To be done –
Pull out every line below that contains the word "места".

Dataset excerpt
****
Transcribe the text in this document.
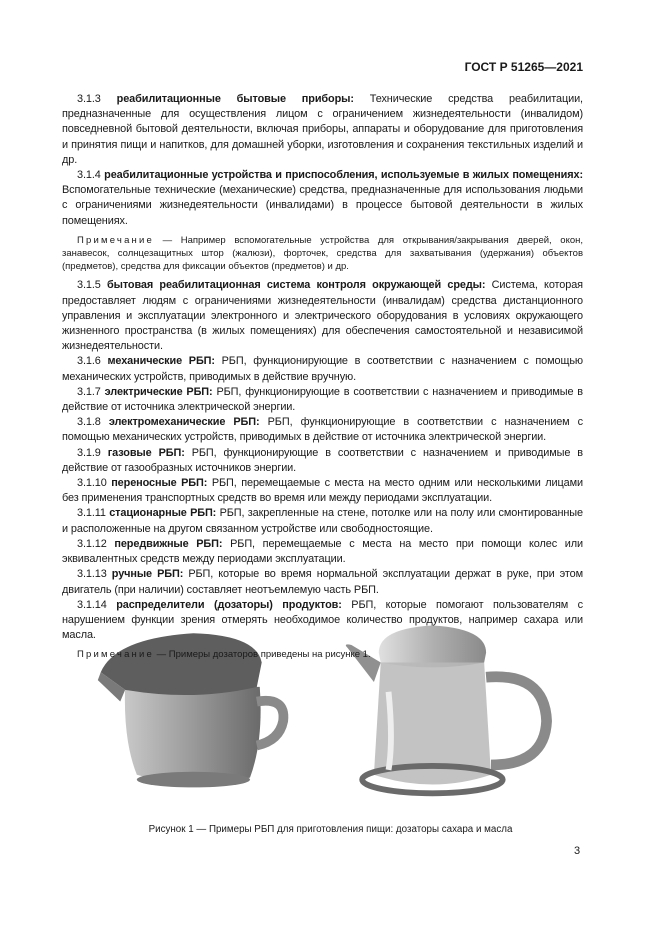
ГОСТ Р 51265—2021

3.1.3 реабилитационные бытовые приборы: Технические средства реабилитации, предназначенные для осуществления лицом с ограничением жизнедеятельности (инвалидом) повседневной бытовой деятельности, включая приборы, аппараты и оборудование для приготовления и принятия пищи и напитков, для домашней уборки, изготовления и сохранения текстильных изделий и др.

3.1.4 реабилитационные устройства и приспособления, используемые в жилых помещениях: Вспомогательные технические (механические) средства, предназначенные для использования людьми с ограничениями жизнедеятельности (инвалидами) в процессе бытовой деятельности в жилых помещениях.

Примечание — Например вспомогательные устройства для открывания/закрывания дверей, окон, занавесок, солнцезащитных штор (жалюзи), форточек, средства для захватывания (удержания) объектов (предметов), средства для фиксации объектов (предметов) и др.

3.1.5 бытовая реабилитационная система контроля окружающей среды: Система, которая предоставляет людям с ограничениями жизнедеятельности (инвалидам) средства дистанционного управления и эксплуатации электронного и электрического оборудования в условиях окружающего жизненного пространства (в жилых помещениях) для обеспечения самостоятельной и независимой жизнедеятельности.

3.1.6 механические РБП: РБП, функционирующие в соответствии с назначением с помощью механических устройств, приводимых в действие вручную.

3.1.7 электрические РБП: РБП, функционирующие в соответствии с назначением и приводимые в действие от источника электрической энергии.

3.1.8 электромеханические РБП: РБП, функционирующие в соответствии с назначением с помощью механических устройств, приводимых в действие от источника электрической энергии.

3.1.9 газовые РБП: РБП, функционирующие в соответствии с назначением и приводимые в действие от газообразных источников энергии.

3.1.10 переносные РБП: РБП, перемещаемые с места на место одним или несколькими лицами без применения транспортных средств во время или между периодами эксплуатации.

3.1.11 стационарные РБП: РБП, закрепленные на стене, потолке или на полу или смонтированные и расположенные на другом связанном устройстве или свободностоящие.

3.1.12 передвижные РБП: РБП, перемещаемые с места на место при помощи колес или эквивалентных средств между периодами эксплуатации.

3.1.13 ручные РБП: РБП, которые во время нормальной эксплуатации держат в руке, при этом двигатель (при наличии) составляет неотъемлемую часть РБП.

3.1.14 распределители (дозаторы) продуктов: РБП, которые помогают пользователям с нарушением функции зрения отмерять необходимое количество продуктов, например сахара или масла.

Примечание — Примеры дозаторов приведены на рисунке 1.

Рисунок 1 — Примеры РБП для приготовления пищи: дозаторы сахара и масла
3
****
The output –
3.1.10 переносные РБП: РБП, перемещаемые с места на место одним или несколькими лицами без применения транспортных средств во время или между периодами эксплуатации.
3.1.12 передвижные РБП: РБП, перемещаемые с места на место при помощи колес или эквивалентных средств между периодами эксплуатации.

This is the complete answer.